Task directions: Exactly repeat the full listing that follows.

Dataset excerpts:
********************

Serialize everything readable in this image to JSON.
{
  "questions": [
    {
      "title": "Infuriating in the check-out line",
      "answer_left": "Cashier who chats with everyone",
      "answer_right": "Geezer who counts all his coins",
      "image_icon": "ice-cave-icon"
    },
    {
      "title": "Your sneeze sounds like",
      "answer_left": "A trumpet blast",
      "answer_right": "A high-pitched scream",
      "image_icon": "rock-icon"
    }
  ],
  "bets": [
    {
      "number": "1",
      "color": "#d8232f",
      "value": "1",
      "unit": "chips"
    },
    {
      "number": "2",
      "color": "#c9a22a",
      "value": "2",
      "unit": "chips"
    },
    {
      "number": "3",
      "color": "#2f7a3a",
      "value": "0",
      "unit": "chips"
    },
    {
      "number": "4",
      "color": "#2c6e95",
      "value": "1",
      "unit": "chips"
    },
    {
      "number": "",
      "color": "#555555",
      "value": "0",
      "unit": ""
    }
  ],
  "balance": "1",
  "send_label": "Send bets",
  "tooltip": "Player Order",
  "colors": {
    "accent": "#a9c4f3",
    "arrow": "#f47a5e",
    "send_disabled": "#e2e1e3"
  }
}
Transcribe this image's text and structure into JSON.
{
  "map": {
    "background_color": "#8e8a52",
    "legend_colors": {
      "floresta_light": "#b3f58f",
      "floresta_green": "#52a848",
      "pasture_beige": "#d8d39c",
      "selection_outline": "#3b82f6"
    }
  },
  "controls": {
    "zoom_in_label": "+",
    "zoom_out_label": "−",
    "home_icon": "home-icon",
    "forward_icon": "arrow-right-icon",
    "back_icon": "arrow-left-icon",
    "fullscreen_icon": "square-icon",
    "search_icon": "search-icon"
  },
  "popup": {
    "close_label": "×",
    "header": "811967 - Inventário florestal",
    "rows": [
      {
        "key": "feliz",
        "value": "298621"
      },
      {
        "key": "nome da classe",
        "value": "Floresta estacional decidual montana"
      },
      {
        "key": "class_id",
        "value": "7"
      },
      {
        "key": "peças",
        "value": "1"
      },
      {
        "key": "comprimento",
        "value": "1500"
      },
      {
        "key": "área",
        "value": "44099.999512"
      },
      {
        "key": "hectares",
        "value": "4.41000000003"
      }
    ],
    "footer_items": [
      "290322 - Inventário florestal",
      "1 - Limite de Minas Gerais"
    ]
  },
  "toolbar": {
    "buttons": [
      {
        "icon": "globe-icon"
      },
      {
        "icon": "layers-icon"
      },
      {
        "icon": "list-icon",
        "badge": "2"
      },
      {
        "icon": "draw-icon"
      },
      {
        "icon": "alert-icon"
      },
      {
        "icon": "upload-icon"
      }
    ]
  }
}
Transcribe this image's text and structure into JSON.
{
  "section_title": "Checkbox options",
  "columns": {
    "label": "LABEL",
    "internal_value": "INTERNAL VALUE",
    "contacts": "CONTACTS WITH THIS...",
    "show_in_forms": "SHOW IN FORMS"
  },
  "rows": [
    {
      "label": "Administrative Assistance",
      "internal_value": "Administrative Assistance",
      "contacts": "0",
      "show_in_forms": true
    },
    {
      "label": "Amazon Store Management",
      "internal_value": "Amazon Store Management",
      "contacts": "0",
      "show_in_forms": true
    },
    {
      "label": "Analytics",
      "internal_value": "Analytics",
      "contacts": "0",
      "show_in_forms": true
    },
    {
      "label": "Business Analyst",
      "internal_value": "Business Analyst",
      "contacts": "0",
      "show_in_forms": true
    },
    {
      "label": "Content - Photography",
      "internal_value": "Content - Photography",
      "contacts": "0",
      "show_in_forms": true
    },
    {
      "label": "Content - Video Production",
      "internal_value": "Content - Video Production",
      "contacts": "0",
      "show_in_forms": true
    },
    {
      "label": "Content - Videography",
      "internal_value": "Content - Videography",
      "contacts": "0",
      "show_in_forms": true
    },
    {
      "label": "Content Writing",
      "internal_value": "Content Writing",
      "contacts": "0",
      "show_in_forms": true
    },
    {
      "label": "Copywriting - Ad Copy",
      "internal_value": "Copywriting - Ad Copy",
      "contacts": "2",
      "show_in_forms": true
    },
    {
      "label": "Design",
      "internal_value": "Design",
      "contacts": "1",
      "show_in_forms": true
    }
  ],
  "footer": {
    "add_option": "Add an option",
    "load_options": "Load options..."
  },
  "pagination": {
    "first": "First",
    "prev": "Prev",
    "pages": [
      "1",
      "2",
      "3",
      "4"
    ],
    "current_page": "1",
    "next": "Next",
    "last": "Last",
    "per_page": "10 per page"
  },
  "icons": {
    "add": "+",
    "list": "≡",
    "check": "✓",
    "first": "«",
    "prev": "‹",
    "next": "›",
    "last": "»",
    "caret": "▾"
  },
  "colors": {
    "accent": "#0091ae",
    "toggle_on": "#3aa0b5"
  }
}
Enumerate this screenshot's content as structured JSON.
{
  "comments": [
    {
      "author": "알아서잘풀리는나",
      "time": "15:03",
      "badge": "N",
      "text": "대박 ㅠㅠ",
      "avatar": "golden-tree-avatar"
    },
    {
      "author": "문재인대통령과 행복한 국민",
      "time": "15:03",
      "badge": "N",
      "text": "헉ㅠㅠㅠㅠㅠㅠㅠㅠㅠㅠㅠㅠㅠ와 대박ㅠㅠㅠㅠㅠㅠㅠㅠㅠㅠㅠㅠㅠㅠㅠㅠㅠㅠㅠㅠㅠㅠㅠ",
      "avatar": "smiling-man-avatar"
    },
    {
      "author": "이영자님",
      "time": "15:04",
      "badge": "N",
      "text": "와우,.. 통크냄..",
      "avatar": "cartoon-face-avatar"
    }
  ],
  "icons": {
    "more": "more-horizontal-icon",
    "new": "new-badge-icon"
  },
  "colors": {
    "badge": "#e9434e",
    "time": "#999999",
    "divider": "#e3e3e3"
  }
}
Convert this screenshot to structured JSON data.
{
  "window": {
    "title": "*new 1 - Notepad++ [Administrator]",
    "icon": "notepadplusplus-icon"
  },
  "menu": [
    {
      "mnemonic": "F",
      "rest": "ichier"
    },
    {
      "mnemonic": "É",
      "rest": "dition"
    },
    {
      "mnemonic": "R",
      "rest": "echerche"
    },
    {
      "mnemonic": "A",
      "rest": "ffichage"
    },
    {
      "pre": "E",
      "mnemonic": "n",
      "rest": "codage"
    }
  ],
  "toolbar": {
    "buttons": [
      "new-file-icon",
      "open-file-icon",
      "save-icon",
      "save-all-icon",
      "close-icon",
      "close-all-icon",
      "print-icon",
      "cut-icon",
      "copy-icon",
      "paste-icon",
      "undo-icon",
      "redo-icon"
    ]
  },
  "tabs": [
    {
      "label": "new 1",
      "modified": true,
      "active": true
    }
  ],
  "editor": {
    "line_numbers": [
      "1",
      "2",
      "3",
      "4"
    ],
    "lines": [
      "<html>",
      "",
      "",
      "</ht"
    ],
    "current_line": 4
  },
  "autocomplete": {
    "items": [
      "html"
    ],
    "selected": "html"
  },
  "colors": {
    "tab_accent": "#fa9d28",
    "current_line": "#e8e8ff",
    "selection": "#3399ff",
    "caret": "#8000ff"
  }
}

********************

Answer:
Serialize everything readable in this image to JSON.
{
  "questions": [
    {
      "title": "Infuriating in the check-out line",
      "answer_left": "Cashier who chats with everyone",
      "answer_right": "Geezer who counts all his coins",
      "image_icon": "ice-cave-icon"
    },
    {
      "title": "Your sneeze sounds like",
      "answer_left": "A trumpet blast",
      "answer_right": "A high-pitched scream",
      "image_icon": "rock-icon"
    }
  ],
  "bets": [
    {
      "number": "1",
      "color": "#d8232f",
      "value": "1",
      "unit": "chips"
    },
    {
      "number": "2",
      "color": "#c9a22a",
      "value": "2",
      "unit": "chips"
    },
    {
      "number": "3",
      "color": "#2f7a3a",
      "value": "0",
      "unit": "chips"
    },
    {
      "number": "4",
      "color": "#2c6e95",
      "value": "1",
      "unit": "chips"
    },
    {
      "number": "",
      "color": "#555555",
      "value": "0",
      "unit": ""
    }
  ],
  "balance": "1",
  "send_label": "Send bets",
  "tooltip": "Player Order",
  "colors": {
    "accent": "#a9c4f3",
    "arrow": "#f47a5e",
    "send_disabled": "#e2e1e3"
  }
}
Transcribe this image's text and structure into JSON.
{
  "map": {
    "background_color": "#8e8a52",
    "legend_colors": {
      "floresta_light": "#b3f58f",
      "floresta_green": "#52a848",
      "pasture_beige": "#d8d39c",
      "selection_outline": "#3b82f6"
    }
  },
  "controls": {
    "zoom_in_label": "+",
    "zoom_out_label": "−",
    "home_icon": "home-icon",
    "forward_icon": "arrow-right-icon",
    "back_icon": "arrow-left-icon",
    "fullscreen_icon": "square-icon",
    "search_icon": "search-icon"
  },
  "popup": {
    "close_label": "×",
    "header": "811967 - Inventário florestal",
    "rows": [
      {
        "key": "feliz",
        "value": "298621"
      },
      {
        "key": "nome da classe",
        "value": "Floresta estacional decidual montana"
      },
      {
        "key": "class_id",
        "value": "7"
      },
      {
        "key": "peças",
        "value": "1"
      },
      {
        "key": "comprimento",
        "value": "1500"
      },
      {
        "key": "área",
        "value": "44099.999512"
      },
      {
        "key": "hectares",
        "value": "4.41000000003"
      }
    ],
    "footer_items": [
      "290322 - Inventário florestal",
      "1 - Limite de Minas Gerais"
    ]
  },
  "toolbar": {
    "buttons": [
      {
        "icon": "globe-icon"
      },
      {
        "icon": "layers-icon"
      },
      {
        "icon": "list-icon",
        "badge": "2"
      },
      {
        "icon": "draw-icon"
      },
      {
        "icon": "alert-icon"
      },
      {
        "icon": "upload-icon"
      }
    ]
  }
}
Transcribe this image's text and structure into JSON.
{
  "section_title": "Checkbox options",
  "columns": {
    "label": "LABEL",
    "internal_value": "INTERNAL VALUE",
    "contacts": "CONTACTS WITH THIS...",
    "show_in_forms": "SHOW IN FORMS"
  },
  "rows": [
    {
      "label": "Administrative Assistance",
      "internal_value": "Administrative Assistance",
      "contacts": "0",
      "show_in_forms": true
    },
    {
      "label": "Amazon Store Management",
      "internal_value": "Amazon Store Management",
      "contacts": "0",
      "show_in_forms": true
    },
    {
      "label": "Analytics",
      "internal_value": "Analytics",
      "contacts": "0",
      "show_in_forms": true
    },
    {
      "label": "Business Analyst",
      "internal_value": "Business Analyst",
      "contacts": "0",
      "show_in_forms": true
    },
    {
      "label": "Content - Photography",
      "internal_value": "Content - Photography",
      "contacts": "0",
      "show_in_forms": true
    },
    {
      "label": "Content - Video Production",
      "internal_value": "Content - Video Production",
      "contacts": "0",
      "show_in_forms": true
    },
    {
      "label": "Content - Videography",
      "internal_value": "Content - Videography",
      "contacts": "0",
      "show_in_forms": true
    },
    {
      "label": "Content Writing",
      "internal_value": "Content Writing",
      "contacts": "0",
      "show_in_forms": true
    },
    {
      "label": "Copywriting - Ad Copy",
      "internal_value": "Copywriting - Ad Copy",
      "contacts": "2",
      "show_in_forms": true
    },
    {
      "label": "Design",
      "internal_value": "Design",
      "contacts": "1",
      "show_in_forms": true
    }
  ],
  "footer": {
    "add_option": "Add an option",
    "load_options": "Load options..."
  },
  "pagination": {
    "first": "First",
    "prev": "Prev",
    "pages": [
      "1",
      "2",
      "3",
      "4"
    ],
    "current_page": "1",
    "next": "Next",
    "last": "Last",
    "per_page": "10 per page"
  },
  "icons": {
    "add": "+",
    "list": "≡",
    "check": "✓",
    "first": "«",
    "prev": "‹",
    "next": "›",
    "last": "»",
    "caret": "▾"
  },
  "colors": {
    "accent": "#0091ae",
    "toggle_on": "#3aa0b5"
  }
}
Enumerate this screenshot's content as structured JSON.
{
  "comments": [
    {
      "author": "알아서잘풀리는나",
      "time": "15:03",
      "badge": "N",
      "text": "대박 ㅠㅠ",
      "avatar": "golden-tree-avatar"
    },
    {
      "author": "문재인대통령과 행복한 국민",
      "time": "15:03",
      "badge": "N",
      "text": "헉ㅠㅠㅠㅠㅠㅠㅠㅠㅠㅠㅠㅠㅠ와 대박ㅠㅠㅠㅠㅠㅠㅠㅠㅠㅠㅠㅠㅠㅠㅠㅠㅠㅠㅠㅠㅠㅠㅠ",
      "avatar": "smiling-man-avatar"
    },
    {
      "author": "이영자님",
      "time": "15:04",
      "badge": "N",
      "text": "와우,.. 통크냄..",
      "avatar": "cartoon-face-avatar"
    }
  ],
  "icons": {
    "more": "more-horizontal-icon",
    "new": "new-badge-icon"
  },
  "colors": {
    "badge": "#e9434e",
    "time": "#999999",
    "divider": "#e3e3e3"
  }
}
Convert this screenshot to structured JSON data.
{
  "window": {
    "title": "*new 1 - Notepad++ [Administrator]",
    "icon": "notepadplusplus-icon"
  },
  "menu": [
    {
      "mnemonic": "F",
      "rest": "ichier"
    },
    {
      "mnemonic": "É",
      "rest": "dition"
    },
    {
      "mnemonic": "R",
      "rest": "echerche"
    },
    {
      "mnemonic": "A",
      "rest": "ffichage"
    },
    {
      "pre": "E",
      "mnemonic": "n",
      "rest": "codage"
    }
  ],
  "toolbar": {
    "buttons": [
      "new-file-icon",
      "open-file-icon",
      "save-icon",
      "save-all-icon",
      "close-icon",
      "close-all-icon",
      "print-icon",
      "cut-icon",
      "copy-icon",
      "paste-icon",
      "undo-icon",
      "redo-icon"
    ]
  },
  "tabs": [
    {
      "label": "new 1",
      "modified": true,
      "active": true
    }
  ],
  "editor": {
    "line_numbers": [
      "1",
      "2",
      "3",
      "4"
    ],
    "lines": [
      "<html>",
      "",
      "",
      "</ht"
    ],
    "current_line": 4
  },
  "autocomplete": {
    "items": [
      "html"
    ],
    "selected": "html"
  },
  "colors": {
    "tab_accent": "#fa9d28",
    "current_line": "#e8e8ff",
    "selection": "#3399ff",
    "caret": "#8000ff"
  }
}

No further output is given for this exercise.